--- GIVEN ENTRIES ---
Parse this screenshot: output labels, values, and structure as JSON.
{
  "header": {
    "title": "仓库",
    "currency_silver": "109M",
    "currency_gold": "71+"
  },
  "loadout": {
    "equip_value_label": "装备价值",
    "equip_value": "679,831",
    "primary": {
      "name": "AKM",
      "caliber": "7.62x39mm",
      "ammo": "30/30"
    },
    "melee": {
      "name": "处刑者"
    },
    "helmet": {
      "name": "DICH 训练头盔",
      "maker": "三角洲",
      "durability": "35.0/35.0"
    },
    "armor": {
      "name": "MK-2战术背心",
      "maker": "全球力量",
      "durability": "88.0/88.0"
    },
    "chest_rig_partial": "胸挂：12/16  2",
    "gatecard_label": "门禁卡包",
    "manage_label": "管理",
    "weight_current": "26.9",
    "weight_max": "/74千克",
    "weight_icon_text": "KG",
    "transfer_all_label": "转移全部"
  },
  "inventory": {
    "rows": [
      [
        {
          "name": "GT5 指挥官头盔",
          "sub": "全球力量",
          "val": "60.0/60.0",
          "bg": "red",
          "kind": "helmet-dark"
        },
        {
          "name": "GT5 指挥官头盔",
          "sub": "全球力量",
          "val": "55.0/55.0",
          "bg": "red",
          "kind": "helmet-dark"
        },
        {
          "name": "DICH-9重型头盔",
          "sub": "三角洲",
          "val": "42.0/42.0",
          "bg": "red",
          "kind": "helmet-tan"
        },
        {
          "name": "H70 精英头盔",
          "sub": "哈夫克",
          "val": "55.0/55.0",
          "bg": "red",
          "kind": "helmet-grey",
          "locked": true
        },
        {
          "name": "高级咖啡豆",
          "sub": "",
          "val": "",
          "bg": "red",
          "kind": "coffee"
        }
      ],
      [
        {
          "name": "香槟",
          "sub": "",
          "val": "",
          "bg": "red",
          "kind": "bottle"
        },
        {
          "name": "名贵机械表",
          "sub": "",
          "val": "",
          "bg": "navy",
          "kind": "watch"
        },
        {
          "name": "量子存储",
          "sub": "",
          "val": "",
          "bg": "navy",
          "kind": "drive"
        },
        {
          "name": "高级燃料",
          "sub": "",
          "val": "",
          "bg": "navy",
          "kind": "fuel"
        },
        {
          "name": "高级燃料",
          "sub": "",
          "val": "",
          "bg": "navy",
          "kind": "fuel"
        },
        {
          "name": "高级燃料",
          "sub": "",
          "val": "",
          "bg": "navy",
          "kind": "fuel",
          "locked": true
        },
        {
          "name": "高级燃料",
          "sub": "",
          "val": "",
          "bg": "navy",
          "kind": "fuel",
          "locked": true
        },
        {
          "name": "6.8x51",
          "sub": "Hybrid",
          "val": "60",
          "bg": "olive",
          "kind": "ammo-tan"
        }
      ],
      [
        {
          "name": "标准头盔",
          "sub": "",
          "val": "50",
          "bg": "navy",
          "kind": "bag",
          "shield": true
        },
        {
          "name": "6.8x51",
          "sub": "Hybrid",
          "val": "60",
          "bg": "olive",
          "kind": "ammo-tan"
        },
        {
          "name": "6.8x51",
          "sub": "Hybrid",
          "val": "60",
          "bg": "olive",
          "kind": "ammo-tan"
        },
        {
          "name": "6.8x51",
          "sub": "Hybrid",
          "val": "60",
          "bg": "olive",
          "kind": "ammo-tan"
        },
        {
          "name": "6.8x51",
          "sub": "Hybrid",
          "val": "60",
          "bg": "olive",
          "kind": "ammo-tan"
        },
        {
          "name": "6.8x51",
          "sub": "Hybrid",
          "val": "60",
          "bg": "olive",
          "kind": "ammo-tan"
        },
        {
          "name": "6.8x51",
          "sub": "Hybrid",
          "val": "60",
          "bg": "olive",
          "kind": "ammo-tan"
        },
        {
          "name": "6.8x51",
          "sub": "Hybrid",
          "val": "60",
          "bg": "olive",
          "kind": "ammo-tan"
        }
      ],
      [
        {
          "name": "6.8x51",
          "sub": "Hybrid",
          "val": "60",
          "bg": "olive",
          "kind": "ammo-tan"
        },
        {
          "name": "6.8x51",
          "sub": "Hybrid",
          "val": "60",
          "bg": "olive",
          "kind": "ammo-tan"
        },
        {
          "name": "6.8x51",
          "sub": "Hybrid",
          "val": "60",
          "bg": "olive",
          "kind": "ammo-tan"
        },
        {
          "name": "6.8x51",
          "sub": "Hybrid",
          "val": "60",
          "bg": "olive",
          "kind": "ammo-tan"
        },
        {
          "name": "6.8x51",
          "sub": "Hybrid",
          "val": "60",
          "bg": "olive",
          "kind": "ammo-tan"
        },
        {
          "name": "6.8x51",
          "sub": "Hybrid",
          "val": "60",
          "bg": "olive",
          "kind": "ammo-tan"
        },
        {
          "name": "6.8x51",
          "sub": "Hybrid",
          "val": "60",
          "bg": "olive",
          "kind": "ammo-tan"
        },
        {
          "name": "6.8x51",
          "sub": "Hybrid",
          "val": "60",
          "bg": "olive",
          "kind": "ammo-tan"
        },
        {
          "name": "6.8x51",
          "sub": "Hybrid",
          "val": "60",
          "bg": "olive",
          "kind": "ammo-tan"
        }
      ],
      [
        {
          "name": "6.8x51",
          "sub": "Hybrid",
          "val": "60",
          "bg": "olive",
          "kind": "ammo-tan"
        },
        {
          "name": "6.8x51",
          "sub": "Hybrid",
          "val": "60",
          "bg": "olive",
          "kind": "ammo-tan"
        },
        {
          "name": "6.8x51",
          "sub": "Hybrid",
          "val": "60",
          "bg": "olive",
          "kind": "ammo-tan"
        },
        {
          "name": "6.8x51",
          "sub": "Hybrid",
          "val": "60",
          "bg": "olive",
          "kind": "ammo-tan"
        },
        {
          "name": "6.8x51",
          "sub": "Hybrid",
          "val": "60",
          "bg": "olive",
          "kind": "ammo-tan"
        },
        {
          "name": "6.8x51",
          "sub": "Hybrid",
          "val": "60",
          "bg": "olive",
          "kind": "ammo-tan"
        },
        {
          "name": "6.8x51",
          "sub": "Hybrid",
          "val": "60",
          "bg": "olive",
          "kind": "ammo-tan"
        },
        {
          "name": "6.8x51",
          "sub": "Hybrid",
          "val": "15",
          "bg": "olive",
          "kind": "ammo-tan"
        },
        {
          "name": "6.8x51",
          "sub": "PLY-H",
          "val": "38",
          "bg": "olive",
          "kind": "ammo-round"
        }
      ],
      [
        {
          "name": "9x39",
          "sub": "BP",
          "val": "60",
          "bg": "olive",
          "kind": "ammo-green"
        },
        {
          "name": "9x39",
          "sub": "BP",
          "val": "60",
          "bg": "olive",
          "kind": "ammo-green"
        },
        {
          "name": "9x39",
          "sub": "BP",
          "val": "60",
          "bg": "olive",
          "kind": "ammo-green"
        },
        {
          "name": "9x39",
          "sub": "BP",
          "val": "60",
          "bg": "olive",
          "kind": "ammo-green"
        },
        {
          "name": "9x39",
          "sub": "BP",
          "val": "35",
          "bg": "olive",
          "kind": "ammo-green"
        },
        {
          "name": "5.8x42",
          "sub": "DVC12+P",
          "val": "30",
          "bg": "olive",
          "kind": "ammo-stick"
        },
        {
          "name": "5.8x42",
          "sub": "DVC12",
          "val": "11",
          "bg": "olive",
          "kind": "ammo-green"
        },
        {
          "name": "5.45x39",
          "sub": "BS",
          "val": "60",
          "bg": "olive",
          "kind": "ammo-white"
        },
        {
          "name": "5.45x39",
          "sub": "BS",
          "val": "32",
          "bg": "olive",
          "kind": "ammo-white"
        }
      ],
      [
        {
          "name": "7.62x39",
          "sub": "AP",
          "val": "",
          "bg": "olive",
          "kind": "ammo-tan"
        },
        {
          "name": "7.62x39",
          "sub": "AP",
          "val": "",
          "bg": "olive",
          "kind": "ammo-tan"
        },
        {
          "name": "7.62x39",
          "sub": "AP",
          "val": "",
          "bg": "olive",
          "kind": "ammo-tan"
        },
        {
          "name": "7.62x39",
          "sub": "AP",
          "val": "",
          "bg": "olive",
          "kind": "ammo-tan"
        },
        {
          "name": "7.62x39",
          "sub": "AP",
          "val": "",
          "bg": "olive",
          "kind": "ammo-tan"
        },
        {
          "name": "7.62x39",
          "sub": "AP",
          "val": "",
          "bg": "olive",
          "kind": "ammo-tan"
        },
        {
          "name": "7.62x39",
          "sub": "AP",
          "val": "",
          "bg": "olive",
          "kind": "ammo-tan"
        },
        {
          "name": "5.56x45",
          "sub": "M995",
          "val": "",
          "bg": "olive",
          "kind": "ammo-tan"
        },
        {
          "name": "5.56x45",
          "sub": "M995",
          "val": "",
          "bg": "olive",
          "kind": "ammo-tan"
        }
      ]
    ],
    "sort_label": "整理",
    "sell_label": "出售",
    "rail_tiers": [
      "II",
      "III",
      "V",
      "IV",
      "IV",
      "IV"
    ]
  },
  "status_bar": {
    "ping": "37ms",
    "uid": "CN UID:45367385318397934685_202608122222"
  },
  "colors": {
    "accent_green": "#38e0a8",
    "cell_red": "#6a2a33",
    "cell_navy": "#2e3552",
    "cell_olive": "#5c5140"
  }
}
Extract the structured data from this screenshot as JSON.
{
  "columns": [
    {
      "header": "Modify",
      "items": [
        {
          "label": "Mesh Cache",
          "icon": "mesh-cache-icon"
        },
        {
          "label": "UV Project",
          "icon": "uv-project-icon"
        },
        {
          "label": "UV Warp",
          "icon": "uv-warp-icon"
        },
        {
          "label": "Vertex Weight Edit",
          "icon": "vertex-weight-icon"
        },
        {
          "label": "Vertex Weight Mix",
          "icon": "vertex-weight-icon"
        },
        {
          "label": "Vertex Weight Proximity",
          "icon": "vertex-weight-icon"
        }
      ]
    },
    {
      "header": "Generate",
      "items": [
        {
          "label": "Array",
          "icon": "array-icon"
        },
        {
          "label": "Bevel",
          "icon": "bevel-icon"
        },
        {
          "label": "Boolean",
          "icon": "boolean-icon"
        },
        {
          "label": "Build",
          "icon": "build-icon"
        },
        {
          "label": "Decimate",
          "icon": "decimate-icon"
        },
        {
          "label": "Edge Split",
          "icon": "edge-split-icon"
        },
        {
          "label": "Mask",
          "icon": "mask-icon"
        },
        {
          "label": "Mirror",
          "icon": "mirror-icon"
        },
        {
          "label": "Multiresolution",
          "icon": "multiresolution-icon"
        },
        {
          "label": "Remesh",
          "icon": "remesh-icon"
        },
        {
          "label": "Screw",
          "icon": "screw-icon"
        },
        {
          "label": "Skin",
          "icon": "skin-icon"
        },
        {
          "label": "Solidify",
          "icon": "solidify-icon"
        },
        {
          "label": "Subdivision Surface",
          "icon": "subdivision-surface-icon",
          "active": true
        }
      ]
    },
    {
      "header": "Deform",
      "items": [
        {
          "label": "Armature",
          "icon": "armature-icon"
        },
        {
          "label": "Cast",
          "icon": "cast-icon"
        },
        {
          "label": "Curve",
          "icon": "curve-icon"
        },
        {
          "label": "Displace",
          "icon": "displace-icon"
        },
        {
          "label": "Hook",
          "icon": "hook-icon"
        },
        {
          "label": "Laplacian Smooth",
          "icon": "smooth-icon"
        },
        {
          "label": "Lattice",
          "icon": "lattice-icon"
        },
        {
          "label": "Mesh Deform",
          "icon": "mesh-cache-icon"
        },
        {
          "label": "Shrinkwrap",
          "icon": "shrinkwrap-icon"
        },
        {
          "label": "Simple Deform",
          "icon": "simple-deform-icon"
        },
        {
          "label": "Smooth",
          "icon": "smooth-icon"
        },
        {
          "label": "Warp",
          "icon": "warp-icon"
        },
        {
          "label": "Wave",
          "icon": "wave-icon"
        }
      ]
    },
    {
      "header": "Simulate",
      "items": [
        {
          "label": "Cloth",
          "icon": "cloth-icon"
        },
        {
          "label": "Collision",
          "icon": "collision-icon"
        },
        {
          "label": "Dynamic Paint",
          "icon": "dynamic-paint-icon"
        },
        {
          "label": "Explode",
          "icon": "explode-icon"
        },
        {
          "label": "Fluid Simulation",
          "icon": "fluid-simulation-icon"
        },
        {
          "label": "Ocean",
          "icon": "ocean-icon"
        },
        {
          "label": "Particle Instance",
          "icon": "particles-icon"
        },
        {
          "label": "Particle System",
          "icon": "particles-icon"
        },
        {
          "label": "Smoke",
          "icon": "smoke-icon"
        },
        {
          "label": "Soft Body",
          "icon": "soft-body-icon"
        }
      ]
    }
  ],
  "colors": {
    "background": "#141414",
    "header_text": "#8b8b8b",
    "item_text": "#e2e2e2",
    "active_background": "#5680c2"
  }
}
---
**TASK INSTRUCTIONS**: Go through the records and pull out each line that includes the word "helmet".

**EXPECTED ANSWER**:
    "helmet": {
          "kind": "helmet-dark"
          "kind": "helmet-dark"
          "kind": "helmet-tan"
          "kind": "helmet-grey",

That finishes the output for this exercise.